**THE DATA:**
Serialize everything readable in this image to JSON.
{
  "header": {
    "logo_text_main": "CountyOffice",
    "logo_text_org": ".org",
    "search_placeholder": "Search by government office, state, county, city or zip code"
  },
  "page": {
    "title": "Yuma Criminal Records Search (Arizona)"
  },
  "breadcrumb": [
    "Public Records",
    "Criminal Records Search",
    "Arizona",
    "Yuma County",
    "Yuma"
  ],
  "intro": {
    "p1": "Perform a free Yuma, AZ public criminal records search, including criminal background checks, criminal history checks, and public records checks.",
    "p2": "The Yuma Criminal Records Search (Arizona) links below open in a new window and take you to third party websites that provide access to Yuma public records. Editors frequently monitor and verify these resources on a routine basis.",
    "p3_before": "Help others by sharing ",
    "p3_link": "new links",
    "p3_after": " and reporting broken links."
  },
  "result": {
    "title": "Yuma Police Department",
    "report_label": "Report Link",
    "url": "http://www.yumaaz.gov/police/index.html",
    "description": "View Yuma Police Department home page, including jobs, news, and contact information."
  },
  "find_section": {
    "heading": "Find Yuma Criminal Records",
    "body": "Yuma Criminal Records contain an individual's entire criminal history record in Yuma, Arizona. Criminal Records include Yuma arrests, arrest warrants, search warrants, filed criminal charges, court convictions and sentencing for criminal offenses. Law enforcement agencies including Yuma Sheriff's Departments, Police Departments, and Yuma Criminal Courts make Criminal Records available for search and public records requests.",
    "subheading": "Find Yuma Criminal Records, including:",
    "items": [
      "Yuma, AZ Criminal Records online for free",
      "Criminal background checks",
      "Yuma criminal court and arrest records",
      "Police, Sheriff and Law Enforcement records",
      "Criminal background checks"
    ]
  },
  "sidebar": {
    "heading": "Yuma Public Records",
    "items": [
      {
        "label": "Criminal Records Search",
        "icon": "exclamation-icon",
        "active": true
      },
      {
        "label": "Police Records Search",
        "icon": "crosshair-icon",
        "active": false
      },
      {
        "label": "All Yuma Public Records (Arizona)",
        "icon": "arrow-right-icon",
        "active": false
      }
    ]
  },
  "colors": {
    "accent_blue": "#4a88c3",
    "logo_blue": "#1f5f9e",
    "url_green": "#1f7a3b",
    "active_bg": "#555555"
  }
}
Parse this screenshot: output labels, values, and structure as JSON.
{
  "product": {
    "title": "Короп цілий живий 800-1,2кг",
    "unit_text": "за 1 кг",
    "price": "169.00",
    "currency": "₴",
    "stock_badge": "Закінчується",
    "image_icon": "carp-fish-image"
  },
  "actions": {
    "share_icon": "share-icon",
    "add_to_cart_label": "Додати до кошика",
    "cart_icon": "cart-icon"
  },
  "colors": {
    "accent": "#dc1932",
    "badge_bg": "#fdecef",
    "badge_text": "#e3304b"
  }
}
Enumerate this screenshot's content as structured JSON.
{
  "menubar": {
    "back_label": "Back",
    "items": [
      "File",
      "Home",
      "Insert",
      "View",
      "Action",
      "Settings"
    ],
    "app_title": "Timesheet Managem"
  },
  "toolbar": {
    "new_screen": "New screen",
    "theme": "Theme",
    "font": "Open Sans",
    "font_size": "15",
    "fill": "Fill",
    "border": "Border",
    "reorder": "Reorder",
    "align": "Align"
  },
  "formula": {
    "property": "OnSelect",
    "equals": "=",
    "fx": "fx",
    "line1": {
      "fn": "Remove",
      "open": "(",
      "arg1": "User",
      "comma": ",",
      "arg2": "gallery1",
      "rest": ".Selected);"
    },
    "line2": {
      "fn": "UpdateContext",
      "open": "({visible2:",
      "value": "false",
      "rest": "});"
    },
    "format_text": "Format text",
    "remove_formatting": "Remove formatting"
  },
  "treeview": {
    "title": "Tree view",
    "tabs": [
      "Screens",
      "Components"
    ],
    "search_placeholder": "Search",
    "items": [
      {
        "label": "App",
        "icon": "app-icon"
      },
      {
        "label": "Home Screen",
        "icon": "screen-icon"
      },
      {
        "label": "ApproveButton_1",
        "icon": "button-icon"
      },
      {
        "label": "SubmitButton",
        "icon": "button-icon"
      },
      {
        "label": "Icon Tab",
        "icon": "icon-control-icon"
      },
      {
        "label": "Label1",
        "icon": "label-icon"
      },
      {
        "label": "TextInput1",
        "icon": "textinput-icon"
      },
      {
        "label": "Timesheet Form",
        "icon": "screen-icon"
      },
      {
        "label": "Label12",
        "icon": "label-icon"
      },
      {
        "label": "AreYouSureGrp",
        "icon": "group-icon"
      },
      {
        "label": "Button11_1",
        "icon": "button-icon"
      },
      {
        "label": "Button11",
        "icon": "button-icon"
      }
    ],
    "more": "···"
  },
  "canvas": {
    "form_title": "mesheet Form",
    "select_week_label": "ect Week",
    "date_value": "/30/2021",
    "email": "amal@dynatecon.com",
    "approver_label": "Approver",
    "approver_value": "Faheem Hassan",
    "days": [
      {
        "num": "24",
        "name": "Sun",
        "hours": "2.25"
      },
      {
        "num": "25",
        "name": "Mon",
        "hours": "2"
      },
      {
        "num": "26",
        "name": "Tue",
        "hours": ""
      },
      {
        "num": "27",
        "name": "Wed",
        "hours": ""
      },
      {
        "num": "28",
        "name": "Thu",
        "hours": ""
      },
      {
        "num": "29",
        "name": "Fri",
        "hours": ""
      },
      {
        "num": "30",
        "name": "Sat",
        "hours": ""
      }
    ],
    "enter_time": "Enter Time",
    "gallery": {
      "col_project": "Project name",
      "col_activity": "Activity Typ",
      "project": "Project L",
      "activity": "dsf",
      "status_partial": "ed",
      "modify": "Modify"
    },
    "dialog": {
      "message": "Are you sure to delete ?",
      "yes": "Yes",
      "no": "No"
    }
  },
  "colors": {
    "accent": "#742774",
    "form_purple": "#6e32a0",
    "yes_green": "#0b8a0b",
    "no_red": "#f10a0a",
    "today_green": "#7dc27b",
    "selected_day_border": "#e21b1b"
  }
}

**BRIEF:**
Write the entries again, exactly as they stand.

**TASK RESPONSE:**
Serialize everything readable in this image to JSON.
{
  "header": {
    "logo_text_main": "CountyOffice",
    "logo_text_org": ".org",
    "search_placeholder": "Search by government office, state, county, city or zip code"
  },
  "page": {
    "title": "Yuma Criminal Records Search (Arizona)"
  },
  "breadcrumb": [
    "Public Records",
    "Criminal Records Search",
    "Arizona",
    "Yuma County",
    "Yuma"
  ],
  "intro": {
    "p1": "Perform a free Yuma, AZ public criminal records search, including criminal background checks, criminal history checks, and public records checks.",
    "p2": "The Yuma Criminal Records Search (Arizona) links below open in a new window and take you to third party websites that provide access to Yuma public records. Editors frequently monitor and verify these resources on a routine basis.",
    "p3_before": "Help others by sharing ",
    "p3_link": "new links",
    "p3_after": " and reporting broken links."
  },
  "result": {
    "title": "Yuma Police Department",
    "report_label": "Report Link",
    "url": "http://www.yumaaz.gov/police/index.html",
    "description": "View Yuma Police Department home page, including jobs, news, and contact information."
  },
  "find_section": {
    "heading": "Find Yuma Criminal Records",
    "body": "Yuma Criminal Records contain an individual's entire criminal history record in Yuma, Arizona. Criminal Records include Yuma arrests, arrest warrants, search warrants, filed criminal charges, court convictions and sentencing for criminal offenses. Law enforcement agencies including Yuma Sheriff's Departments, Police Departments, and Yuma Criminal Courts make Criminal Records available for search and public records requests.",
    "subheading": "Find Yuma Criminal Records, including:",
    "items": [
      "Yuma, AZ Criminal Records online for free",
      "Criminal background checks",
      "Yuma criminal court and arrest records",
      "Police, Sheriff and Law Enforcement records",
      "Criminal background checks"
    ]
  },
  "sidebar": {
    "heading": "Yuma Public Records",
    "items": [
      {
        "label": "Criminal Records Search",
        "icon": "exclamation-icon",
        "active": true
      },
      {
        "label": "Police Records Search",
        "icon": "crosshair-icon",
        "active": false
      },
      {
        "label": "All Yuma Public Records (Arizona)",
        "icon": "arrow-right-icon",
        "active": false
      }
    ]
  },
  "colors": {
    "accent_blue": "#4a88c3",
    "logo_blue": "#1f5f9e",
    "url_green": "#1f7a3b",
    "active_bg": "#555555"
  }
}
Parse this screenshot: output labels, values, and structure as JSON.
{
  "product": {
    "title": "Короп цілий живий 800-1,2кг",
    "unit_text": "за 1 кг",
    "price": "169.00",
    "currency": "₴",
    "stock_badge": "Закінчується",
    "image_icon": "carp-fish-image"
  },
  "actions": {
    "share_icon": "share-icon",
    "add_to_cart_label": "Додати до кошика",
    "cart_icon": "cart-icon"
  },
  "colors": {
    "accent": "#dc1932",
    "badge_bg": "#fdecef",
    "badge_text": "#e3304b"
  }
}
Enumerate this screenshot's content as structured JSON.
{
  "menubar": {
    "back_label": "Back",
    "items": [
      "File",
      "Home",
      "Insert",
      "View",
      "Action",
      "Settings"
    ],
    "app_title": "Timesheet Managem"
  },
  "toolbar": {
    "new_screen": "New screen",
    "theme": "Theme",
    "font": "Open Sans",
    "font_size": "15",
    "fill": "Fill",
    "border": "Border",
    "reorder": "Reorder",
    "align": "Align"
  },
  "formula": {
    "property": "OnSelect",
    "equals": "=",
    "fx": "fx",
    "line1": {
      "fn": "Remove",
      "open": "(",
      "arg1": "User",
      "comma": ",",
      "arg2": "gallery1",
      "rest": ".Selected);"
    },
    "line2": {
      "fn": "UpdateContext",
      "open": "({visible2:",
      "value": "false",
      "rest": "});"
    },
    "format_text": "Format text",
    "remove_formatting": "Remove formatting"
  },
  "treeview": {
    "title": "Tree view",
    "tabs": [
      "Screens",
      "Components"
    ],
    "search_placeholder": "Search",
    "items": [
      {
        "label": "App",
        "icon": "app-icon"
      },
      {
        "label": "Home Screen",
        "icon": "screen-icon"
      },
      {
        "label": "ApproveButton_1",
        "icon": "button-icon"
      },
      {
        "label": "SubmitButton",
        "icon": "button-icon"
      },
      {
        "label": "Icon Tab",
        "icon": "icon-control-icon"
      },
      {
        "label": "Label1",
        "icon": "label-icon"
      },
      {
        "label": "TextInput1",
        "icon": "textinput-icon"
      },
      {
        "label": "Timesheet Form",
        "icon": "screen-icon"
      },
      {
        "label": "Label12",
        "icon": "label-icon"
      },
      {
        "label": "AreYouSureGrp",
        "icon": "group-icon"
      },
      {
        "label": "Button11_1",
        "icon": "button-icon"
      },
      {
        "label": "Button11",
        "icon": "button-icon"
      }
    ],
    "more": "···"
  },
  "canvas": {
    "form_title": "mesheet Form",
    "select_week_label": "ect Week",
    "date_value": "/30/2021",
    "email": "amal@dynatecon.com",
    "approver_label": "Approver",
    "approver_value": "Faheem Hassan",
    "days": [
      {
        "num": "24",
        "name": "Sun",
        "hours": "2.25"
      },
      {
        "num": "25",
        "name": "Mon",
        "hours": "2"
      },
      {
        "num": "26",
        "name": "Tue",
        "hours": ""
      },
      {
        "num": "27",
        "name": "Wed",
        "hours": ""
      },
      {
        "num": "28",
        "name": "Thu",
        "hours": ""
      },
      {
        "num": "29",
        "name": "Fri",
        "hours": ""
      },
      {
        "num": "30",
        "name": "Sat",
        "hours": ""
      }
    ],
    "enter_time": "Enter Time",
    "gallery": {
      "col_project": "Project name",
      "col_activity": "Activity Typ",
      "project": "Project L",
      "activity": "dsf",
      "status_partial": "ed",
      "modify": "Modify"
    },
    "dialog": {
      "message": "Are you sure to delete ?",
      "yes": "Yes",
      "no": "No"
    }
  },
  "colors": {
    "accent": "#742774",
    "form_purple": "#6e32a0",
    "yes_green": "#0b8a0b",
    "no_red": "#f10a0a",
    "today_green": "#7dc27b",
    "selected_day_border": "#e21b1b"
  }
}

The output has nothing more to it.